### PROMPT
Collect every line below that contains the word "JSON".

### SOURCE MATERIAL
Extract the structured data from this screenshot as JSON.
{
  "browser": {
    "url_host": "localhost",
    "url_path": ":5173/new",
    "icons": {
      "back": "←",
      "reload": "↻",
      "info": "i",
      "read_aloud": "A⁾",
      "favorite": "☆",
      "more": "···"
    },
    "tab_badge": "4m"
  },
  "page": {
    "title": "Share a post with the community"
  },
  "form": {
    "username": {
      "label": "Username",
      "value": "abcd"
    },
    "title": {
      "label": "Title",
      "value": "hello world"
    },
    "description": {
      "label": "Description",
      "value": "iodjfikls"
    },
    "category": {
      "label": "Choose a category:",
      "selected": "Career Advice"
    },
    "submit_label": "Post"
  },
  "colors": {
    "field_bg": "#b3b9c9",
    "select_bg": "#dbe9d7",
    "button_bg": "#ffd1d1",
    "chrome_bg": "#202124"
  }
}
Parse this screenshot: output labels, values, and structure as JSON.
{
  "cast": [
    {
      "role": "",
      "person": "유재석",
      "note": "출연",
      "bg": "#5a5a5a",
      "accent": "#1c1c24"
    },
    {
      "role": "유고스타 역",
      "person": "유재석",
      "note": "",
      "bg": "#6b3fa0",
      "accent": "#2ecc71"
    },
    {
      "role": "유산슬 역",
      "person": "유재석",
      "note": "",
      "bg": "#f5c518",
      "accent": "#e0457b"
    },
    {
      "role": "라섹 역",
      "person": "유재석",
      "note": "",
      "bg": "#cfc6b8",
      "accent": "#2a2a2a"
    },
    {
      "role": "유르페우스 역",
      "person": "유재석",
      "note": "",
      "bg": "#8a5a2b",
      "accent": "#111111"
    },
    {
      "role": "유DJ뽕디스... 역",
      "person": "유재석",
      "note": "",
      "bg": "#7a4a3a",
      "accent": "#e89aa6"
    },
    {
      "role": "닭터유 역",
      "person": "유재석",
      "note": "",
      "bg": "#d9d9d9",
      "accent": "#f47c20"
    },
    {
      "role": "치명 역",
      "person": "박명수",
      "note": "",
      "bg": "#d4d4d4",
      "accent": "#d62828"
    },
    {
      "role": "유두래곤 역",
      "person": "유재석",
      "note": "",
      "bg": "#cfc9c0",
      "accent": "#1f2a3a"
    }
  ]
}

### RESULT OF THIS TASK
Extract the structured data from this screenshot as JSON.
Parse this screenshot: output labels, values, and structure as JSON.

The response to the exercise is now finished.